THE REQUEST> Take each line containing "patate" and report it exactly as written.

[Data items]
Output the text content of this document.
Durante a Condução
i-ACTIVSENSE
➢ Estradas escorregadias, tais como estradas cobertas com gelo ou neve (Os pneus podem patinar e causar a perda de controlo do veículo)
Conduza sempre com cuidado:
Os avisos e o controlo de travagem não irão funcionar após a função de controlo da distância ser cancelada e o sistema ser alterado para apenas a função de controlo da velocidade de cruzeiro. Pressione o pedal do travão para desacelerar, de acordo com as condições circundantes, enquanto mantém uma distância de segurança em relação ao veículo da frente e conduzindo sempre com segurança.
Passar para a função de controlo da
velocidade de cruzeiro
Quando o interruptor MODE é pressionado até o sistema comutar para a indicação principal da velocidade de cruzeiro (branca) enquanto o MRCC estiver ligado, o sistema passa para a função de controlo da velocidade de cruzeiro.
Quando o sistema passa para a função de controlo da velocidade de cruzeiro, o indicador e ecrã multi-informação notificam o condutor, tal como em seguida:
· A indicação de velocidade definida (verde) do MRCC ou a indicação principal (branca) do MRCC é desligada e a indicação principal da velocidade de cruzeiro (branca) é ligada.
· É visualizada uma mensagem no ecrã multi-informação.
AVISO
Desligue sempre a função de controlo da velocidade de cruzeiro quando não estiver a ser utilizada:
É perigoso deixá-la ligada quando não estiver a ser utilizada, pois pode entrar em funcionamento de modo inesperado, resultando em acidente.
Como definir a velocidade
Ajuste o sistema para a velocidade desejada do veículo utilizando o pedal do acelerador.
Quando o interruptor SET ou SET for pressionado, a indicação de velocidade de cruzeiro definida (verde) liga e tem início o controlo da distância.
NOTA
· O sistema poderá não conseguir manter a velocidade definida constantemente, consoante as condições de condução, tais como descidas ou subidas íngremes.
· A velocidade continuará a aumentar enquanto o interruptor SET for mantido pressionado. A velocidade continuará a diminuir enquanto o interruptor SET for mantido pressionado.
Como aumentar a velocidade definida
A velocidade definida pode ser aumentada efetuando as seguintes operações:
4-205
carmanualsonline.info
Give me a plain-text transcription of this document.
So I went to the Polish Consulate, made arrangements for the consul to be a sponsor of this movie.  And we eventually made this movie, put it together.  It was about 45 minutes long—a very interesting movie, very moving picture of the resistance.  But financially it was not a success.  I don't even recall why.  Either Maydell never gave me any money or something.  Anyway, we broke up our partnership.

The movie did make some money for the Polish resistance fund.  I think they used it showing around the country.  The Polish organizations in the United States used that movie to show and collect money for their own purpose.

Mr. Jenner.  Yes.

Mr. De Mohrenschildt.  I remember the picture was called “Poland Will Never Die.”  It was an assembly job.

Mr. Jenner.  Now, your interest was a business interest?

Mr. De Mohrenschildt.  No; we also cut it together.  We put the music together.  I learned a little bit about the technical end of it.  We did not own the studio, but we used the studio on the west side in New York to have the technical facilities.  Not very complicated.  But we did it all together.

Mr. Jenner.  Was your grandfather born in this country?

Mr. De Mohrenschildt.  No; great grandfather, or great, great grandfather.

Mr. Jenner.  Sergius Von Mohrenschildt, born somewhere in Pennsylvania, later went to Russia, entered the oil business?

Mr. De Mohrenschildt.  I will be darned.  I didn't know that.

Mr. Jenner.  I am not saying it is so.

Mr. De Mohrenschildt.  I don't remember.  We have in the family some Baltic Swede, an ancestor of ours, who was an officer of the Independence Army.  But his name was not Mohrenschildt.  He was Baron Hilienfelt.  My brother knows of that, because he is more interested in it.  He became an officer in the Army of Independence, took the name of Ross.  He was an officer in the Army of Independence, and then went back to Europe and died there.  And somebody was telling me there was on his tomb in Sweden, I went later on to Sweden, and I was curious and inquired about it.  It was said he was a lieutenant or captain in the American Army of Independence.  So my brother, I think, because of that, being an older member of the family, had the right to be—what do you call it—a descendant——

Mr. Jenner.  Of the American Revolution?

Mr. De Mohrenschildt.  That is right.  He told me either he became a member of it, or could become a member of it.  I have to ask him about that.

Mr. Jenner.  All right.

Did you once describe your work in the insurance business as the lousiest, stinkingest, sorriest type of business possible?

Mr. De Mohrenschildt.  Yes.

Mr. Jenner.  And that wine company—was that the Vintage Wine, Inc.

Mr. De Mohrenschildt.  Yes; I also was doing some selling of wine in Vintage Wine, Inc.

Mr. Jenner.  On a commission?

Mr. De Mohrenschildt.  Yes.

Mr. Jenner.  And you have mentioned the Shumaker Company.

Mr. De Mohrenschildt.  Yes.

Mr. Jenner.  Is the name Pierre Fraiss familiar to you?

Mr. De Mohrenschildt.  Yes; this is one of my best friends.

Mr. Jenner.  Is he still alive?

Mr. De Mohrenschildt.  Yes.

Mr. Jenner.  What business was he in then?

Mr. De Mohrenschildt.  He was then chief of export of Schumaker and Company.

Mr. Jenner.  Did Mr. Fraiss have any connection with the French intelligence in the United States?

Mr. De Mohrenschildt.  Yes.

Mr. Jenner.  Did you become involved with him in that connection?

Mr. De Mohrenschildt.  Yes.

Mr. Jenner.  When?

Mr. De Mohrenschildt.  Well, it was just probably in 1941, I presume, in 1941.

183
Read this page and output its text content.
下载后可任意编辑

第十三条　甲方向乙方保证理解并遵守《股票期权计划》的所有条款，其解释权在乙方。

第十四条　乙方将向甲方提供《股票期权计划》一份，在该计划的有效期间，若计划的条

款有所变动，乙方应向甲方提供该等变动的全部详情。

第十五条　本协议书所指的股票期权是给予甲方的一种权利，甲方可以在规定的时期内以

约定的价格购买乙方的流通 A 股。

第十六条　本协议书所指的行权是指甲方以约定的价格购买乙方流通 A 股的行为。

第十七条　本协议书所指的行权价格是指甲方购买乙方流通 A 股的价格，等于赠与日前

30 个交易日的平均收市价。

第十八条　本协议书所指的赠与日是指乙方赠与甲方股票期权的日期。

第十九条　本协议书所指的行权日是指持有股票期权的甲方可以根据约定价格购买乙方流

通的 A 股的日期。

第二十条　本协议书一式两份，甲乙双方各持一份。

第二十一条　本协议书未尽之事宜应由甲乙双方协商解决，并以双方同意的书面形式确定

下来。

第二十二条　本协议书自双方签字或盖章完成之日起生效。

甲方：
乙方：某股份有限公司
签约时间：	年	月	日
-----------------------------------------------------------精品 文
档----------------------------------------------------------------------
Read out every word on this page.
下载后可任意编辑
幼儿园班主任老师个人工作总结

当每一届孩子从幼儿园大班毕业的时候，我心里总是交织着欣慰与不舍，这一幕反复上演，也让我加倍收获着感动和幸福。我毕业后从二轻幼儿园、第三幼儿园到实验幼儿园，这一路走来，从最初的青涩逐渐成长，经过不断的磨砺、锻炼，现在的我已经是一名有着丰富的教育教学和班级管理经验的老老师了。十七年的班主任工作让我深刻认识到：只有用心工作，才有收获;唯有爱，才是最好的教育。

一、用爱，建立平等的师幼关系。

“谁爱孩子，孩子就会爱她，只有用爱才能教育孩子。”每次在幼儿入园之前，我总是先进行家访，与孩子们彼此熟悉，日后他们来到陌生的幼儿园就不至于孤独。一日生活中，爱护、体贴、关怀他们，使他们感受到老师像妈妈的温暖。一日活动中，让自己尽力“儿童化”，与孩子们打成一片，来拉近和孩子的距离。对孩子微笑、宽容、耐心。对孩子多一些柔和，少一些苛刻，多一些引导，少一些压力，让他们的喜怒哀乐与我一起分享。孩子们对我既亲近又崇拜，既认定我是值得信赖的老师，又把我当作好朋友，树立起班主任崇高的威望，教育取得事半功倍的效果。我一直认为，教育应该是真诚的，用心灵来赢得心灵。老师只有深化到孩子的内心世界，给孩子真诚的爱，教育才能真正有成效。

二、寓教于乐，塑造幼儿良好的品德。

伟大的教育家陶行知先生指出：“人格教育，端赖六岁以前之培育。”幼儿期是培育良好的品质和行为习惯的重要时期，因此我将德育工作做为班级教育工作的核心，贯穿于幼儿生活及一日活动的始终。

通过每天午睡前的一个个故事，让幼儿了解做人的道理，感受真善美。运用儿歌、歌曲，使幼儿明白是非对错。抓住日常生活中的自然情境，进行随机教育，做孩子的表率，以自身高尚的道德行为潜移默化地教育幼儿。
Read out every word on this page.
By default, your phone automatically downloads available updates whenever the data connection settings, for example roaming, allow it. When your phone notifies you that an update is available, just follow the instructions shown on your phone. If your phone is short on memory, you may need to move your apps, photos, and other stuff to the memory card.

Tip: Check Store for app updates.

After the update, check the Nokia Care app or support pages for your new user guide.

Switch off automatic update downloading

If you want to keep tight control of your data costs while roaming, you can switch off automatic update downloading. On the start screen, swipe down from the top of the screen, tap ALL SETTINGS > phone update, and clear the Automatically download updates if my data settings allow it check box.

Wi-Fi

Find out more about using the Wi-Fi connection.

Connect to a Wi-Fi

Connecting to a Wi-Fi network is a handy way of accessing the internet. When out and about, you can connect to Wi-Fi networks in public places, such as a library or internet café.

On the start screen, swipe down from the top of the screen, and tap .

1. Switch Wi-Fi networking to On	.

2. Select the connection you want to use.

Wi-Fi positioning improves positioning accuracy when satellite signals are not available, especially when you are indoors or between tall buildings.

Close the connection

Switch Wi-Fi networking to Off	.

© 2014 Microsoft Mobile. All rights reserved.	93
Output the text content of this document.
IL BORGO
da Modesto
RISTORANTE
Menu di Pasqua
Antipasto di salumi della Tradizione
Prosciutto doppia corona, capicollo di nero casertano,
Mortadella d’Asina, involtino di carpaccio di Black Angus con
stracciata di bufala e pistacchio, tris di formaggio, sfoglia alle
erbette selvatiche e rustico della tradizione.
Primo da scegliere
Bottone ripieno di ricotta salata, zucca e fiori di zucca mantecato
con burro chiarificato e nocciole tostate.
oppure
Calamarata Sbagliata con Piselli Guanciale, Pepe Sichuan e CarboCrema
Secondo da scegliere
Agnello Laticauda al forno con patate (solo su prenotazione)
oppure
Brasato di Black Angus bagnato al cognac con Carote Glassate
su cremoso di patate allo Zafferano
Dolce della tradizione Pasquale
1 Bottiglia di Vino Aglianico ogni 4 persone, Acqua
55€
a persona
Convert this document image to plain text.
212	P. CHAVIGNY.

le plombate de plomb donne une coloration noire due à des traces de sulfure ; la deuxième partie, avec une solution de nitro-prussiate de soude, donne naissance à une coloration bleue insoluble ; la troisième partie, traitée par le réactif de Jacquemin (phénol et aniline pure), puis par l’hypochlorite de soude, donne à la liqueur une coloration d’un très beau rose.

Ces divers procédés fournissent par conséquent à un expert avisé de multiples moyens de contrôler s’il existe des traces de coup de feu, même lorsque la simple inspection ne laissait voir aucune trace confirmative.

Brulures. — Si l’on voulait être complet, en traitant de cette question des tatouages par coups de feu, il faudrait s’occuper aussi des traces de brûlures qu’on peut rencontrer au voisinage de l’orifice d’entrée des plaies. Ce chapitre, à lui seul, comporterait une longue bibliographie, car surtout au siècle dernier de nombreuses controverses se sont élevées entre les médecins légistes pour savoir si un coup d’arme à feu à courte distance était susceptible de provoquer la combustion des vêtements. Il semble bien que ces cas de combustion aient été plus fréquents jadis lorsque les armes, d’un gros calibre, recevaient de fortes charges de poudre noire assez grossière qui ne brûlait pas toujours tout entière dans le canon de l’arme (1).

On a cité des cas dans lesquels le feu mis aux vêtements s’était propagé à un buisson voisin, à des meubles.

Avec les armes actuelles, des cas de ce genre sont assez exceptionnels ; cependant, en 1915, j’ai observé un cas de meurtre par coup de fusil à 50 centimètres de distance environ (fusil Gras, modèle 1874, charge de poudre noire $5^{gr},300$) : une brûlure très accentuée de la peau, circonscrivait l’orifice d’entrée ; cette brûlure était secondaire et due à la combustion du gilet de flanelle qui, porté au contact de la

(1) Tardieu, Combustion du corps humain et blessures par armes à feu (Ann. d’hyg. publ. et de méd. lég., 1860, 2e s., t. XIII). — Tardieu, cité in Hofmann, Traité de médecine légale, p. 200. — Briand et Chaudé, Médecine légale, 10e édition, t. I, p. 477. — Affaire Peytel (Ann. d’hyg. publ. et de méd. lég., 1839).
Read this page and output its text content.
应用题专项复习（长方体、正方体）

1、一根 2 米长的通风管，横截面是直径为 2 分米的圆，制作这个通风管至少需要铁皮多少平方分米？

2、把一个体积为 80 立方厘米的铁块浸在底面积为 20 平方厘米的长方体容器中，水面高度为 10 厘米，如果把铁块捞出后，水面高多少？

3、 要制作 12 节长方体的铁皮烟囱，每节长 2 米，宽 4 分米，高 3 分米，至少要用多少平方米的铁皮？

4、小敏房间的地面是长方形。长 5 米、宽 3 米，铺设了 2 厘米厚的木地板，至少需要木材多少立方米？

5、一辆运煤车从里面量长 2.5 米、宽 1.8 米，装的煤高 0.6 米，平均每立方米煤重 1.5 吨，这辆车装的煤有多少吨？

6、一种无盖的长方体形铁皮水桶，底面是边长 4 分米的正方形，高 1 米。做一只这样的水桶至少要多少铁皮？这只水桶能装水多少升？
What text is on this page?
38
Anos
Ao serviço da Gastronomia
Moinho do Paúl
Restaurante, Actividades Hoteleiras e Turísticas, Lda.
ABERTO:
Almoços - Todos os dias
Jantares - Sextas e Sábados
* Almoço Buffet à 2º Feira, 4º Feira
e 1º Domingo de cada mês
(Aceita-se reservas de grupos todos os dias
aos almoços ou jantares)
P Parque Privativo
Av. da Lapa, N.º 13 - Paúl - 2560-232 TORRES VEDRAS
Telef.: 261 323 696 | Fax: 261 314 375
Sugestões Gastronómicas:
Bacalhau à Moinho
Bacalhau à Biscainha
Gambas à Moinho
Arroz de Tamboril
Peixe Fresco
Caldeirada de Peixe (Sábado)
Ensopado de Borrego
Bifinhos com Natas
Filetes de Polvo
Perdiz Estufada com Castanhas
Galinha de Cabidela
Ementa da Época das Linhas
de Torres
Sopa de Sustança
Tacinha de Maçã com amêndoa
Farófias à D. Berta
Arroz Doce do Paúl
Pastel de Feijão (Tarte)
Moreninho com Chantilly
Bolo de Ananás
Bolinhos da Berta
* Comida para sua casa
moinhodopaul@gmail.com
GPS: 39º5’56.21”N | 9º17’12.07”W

TASK RESPONSE>
Agnello Laticauda al forno con patate (solo su prenotazione)
su cremoso di patate allo Zafferano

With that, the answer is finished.